## What to do
Filter the listing below down to the lines containing the string "shape", matching case exactly, and copy each such line.
__________________________________________________
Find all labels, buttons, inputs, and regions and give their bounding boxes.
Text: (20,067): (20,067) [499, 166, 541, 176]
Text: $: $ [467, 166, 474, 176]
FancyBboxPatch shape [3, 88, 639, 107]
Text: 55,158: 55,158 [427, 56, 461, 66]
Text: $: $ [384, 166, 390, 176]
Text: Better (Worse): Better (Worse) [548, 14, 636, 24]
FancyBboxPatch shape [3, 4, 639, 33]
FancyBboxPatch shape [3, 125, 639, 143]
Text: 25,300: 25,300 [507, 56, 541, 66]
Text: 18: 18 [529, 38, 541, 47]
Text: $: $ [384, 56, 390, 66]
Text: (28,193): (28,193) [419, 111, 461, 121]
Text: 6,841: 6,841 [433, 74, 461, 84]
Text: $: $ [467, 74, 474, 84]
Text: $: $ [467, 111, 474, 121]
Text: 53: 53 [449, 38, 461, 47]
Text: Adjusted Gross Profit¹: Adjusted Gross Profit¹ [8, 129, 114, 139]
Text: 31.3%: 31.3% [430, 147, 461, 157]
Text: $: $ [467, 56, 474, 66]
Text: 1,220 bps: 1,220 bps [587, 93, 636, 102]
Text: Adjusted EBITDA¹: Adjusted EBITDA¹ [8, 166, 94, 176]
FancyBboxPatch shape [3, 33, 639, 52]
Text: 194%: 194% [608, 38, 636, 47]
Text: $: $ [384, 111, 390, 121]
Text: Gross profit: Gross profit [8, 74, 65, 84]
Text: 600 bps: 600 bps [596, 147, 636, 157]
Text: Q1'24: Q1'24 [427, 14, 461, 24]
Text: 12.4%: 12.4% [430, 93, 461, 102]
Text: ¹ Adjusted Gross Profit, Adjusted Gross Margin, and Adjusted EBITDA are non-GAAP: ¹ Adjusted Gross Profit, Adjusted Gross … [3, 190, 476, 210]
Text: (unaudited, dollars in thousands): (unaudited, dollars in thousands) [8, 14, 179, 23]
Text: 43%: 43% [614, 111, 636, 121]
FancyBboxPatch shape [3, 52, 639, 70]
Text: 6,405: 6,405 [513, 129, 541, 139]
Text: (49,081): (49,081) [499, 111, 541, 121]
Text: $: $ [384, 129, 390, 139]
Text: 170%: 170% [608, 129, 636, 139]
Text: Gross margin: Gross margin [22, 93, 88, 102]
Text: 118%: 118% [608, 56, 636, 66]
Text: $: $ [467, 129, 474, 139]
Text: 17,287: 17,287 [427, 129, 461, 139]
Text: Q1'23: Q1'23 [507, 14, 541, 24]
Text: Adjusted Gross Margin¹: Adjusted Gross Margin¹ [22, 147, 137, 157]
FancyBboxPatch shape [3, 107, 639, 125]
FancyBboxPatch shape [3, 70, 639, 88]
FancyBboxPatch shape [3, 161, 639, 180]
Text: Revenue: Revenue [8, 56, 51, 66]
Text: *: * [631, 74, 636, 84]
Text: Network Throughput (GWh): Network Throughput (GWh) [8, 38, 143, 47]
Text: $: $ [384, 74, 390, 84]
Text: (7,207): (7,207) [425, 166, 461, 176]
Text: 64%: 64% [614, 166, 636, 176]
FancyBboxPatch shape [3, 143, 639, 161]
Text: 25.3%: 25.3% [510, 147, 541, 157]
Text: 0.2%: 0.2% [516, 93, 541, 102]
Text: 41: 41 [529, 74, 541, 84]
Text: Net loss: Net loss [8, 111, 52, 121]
__________________________________________________
## Problem solution
FancyBboxPatch shape [3, 88, 639, 107]
FancyBboxPatch shape [3, 4, 639, 33]
FancyBboxPatch shape [3, 125, 639, 143]
FancyBboxPatch shape [3, 33, 639, 52]
FancyBboxPatch shape [3, 52, 639, 70]
FancyBboxPatch shape [3, 107, 639, 125]
FancyBboxPatch shape [3, 70, 639, 88]
FancyBboxPatch shape [3, 161, 639, 180]
FancyBboxPatch shape [3, 143, 639, 161]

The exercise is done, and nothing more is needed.